▸ Record extracts
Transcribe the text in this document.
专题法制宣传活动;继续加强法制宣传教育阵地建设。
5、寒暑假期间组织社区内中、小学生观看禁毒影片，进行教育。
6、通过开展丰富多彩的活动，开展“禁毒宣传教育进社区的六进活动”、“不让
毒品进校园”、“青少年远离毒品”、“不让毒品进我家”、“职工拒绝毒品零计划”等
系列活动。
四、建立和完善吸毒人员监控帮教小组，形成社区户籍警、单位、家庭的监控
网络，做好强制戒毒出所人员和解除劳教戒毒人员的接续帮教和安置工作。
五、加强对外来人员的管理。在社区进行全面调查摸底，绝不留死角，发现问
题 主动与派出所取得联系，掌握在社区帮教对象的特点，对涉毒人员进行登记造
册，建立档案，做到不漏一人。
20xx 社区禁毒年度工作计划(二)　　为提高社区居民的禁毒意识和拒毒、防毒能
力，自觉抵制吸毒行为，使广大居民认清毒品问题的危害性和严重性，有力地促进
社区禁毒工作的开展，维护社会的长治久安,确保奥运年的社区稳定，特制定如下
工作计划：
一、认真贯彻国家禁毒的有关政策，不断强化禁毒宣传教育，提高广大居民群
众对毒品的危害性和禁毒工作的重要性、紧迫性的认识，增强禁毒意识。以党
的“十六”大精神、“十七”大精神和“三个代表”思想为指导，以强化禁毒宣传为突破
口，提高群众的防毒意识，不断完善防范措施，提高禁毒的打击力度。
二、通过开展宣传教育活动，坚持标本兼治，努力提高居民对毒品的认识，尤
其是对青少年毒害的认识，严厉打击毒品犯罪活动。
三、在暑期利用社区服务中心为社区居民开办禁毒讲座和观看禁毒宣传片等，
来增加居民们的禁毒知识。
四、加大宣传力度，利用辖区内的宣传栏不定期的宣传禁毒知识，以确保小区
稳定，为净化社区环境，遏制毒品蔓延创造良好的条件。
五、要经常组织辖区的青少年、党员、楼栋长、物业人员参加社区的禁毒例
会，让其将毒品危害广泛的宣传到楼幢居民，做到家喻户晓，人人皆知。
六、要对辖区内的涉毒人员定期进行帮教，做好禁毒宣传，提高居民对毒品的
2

▸ Problem requirements
The whole listing above needs to be written out again exactly.

▸ Task answer
Transcribe the text in this document.
专题法制宣传活动;继续加强法制宣传教育阵地建设。
5、寒暑假期间组织社区内中、小学生观看禁毒影片，进行教育。
6、通过开展丰富多彩的活动，开展“禁毒宣传教育进社区的六进活动”、“不让
毒品进校园”、“青少年远离毒品”、“不让毒品进我家”、“职工拒绝毒品零计划”等
系列活动。
四、建立和完善吸毒人员监控帮教小组，形成社区户籍警、单位、家庭的监控
网络，做好强制戒毒出所人员和解除劳教戒毒人员的接续帮教和安置工作。
五、加强对外来人员的管理。在社区进行全面调查摸底，绝不留死角，发现问
题 主动与派出所取得联系，掌握在社区帮教对象的特点，对涉毒人员进行登记造
册，建立档案，做到不漏一人。
20xx 社区禁毒年度工作计划(二)　　为提高社区居民的禁毒意识和拒毒、防毒能
力，自觉抵制吸毒行为，使广大居民认清毒品问题的危害性和严重性，有力地促进
社区禁毒工作的开展，维护社会的长治久安,确保奥运年的社区稳定，特制定如下
工作计划：
一、认真贯彻国家禁毒的有关政策，不断强化禁毒宣传教育，提高广大居民群
众对毒品的危害性和禁毒工作的重要性、紧迫性的认识，增强禁毒意识。以党
的“十六”大精神、“十七”大精神和“三个代表”思想为指导，以强化禁毒宣传为突破
口，提高群众的防毒意识，不断完善防范措施，提高禁毒的打击力度。
二、通过开展宣传教育活动，坚持标本兼治，努力提高居民对毒品的认识，尤
其是对青少年毒害的认识，严厉打击毒品犯罪活动。
三、在暑期利用社区服务中心为社区居民开办禁毒讲座和观看禁毒宣传片等，
来增加居民们的禁毒知识。
四、加大宣传力度，利用辖区内的宣传栏不定期的宣传禁毒知识，以确保小区
稳定，为净化社区环境，遏制毒品蔓延创造良好的条件。
五、要经常组织辖区的青少年、党员、楼栋长、物业人员参加社区的禁毒例
会，让其将毒品危害广泛的宣传到楼幢居民，做到家喻户晓，人人皆知。
六、要对辖区内的涉毒人员定期进行帮教，做好禁毒宣传，提高居民对毒品的
2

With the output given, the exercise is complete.